KETENTUAN TUGAS 1 - Menurut ulasan buku Kain di bawah, siapa penerjemah buku tersebut?

BACAAN YANG DIBERIKAN -
━━━━━━━━━━━━━━━━━━━━
USAHA JOSÉ SARAMAGO MENGALAHKAN TUHAN
Judul
: Kain
Penulis
: José Saramago
Penerjemah
: An Ismanto
Penerbit
: Basabasi
Cetakan
: Desember 2017
Tebal
: 192 hlm, 14 x 20 cm
ISBN : 978-602-6651-57-0
José Saramago bagi saya, meminjam salah
satu pernyataan Eva Hoffman—Hirsch, 2012—sebagai the hange generation atau the
guardianship of the holocaust. Dengan artian, sebagai generasi selanjutnya
yang tidak mengalami kekejaman Tuhan secara langsung terhadap manusia di masa lalu.
Namun, ia dapat menuliskan pengelaman
kelam tersebut seolah pengalamannya sendiri. Tidak bisa dipungkiri, ia menggali
kisah “kekejaman” Tuhan kepada nabi-nabi, kepada kaum atau suku yang pernah
dimusnahkan, hingga pada realitas sentimentil, seperti seks, dari dalam Alkitab,
khususnya Perjanjian Lama (old statement).
━━━━━━━━━━━━━━━━━━━━
INFORMASI HASIL EKSTRAKSI -
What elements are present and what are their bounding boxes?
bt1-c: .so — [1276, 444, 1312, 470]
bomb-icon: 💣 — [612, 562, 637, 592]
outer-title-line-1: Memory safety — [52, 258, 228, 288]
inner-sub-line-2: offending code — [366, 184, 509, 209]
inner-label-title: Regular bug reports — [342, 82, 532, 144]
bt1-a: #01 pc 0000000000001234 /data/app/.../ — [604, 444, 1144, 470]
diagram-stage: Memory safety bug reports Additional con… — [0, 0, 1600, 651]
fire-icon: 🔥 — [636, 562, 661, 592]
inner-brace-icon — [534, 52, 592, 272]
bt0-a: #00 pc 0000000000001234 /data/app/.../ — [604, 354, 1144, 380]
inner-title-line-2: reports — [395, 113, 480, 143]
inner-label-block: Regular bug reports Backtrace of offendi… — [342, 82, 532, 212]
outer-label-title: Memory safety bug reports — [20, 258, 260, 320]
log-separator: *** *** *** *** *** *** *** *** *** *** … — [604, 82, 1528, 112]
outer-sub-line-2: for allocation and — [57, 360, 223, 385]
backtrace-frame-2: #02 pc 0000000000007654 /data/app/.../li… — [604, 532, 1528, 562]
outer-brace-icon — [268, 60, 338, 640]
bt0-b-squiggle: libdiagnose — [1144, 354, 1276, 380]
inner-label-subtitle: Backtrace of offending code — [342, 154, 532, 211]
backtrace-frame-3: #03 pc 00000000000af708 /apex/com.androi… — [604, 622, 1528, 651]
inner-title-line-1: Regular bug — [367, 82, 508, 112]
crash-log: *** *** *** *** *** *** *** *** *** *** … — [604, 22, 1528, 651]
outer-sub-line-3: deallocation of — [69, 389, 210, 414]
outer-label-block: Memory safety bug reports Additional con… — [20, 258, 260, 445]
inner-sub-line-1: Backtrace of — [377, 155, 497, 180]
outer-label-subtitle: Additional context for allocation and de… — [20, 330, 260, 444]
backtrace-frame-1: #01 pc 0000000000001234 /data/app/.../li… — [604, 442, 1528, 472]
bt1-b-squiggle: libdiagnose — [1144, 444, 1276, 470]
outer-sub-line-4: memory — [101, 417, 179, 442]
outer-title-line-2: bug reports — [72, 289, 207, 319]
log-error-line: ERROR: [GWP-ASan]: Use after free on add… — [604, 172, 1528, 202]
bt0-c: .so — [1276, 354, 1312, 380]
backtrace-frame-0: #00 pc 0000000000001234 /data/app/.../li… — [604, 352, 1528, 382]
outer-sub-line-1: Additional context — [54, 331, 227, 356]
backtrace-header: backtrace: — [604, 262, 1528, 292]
━━━━━━━━━━━━━━━━━━━━
KETENTUAN TUGAS 2 - Tuliskan kembali baris-baris catatan mulai dari awal catatan sampai dengan baris yang memuat "inner-sub-line-2: offending code", dengan "Memory safety" diganti menjadi "Memory protection" dan bagian lain tetap sama.

JAWABAN LENGKAP 1 - An Ismanto

JAWABAN LENGKAP 2 -
What elements are present and what are their bounding boxes?
bt1-c: .so — [1276, 444, 1312, 470]
bomb-icon: 💣 — [612, 562, 637, 592]
outer-title-line-1: Memory protection — [52, 258, 228, 288]
inner-sub-line-2: offending code — [366, 184, 509, 209]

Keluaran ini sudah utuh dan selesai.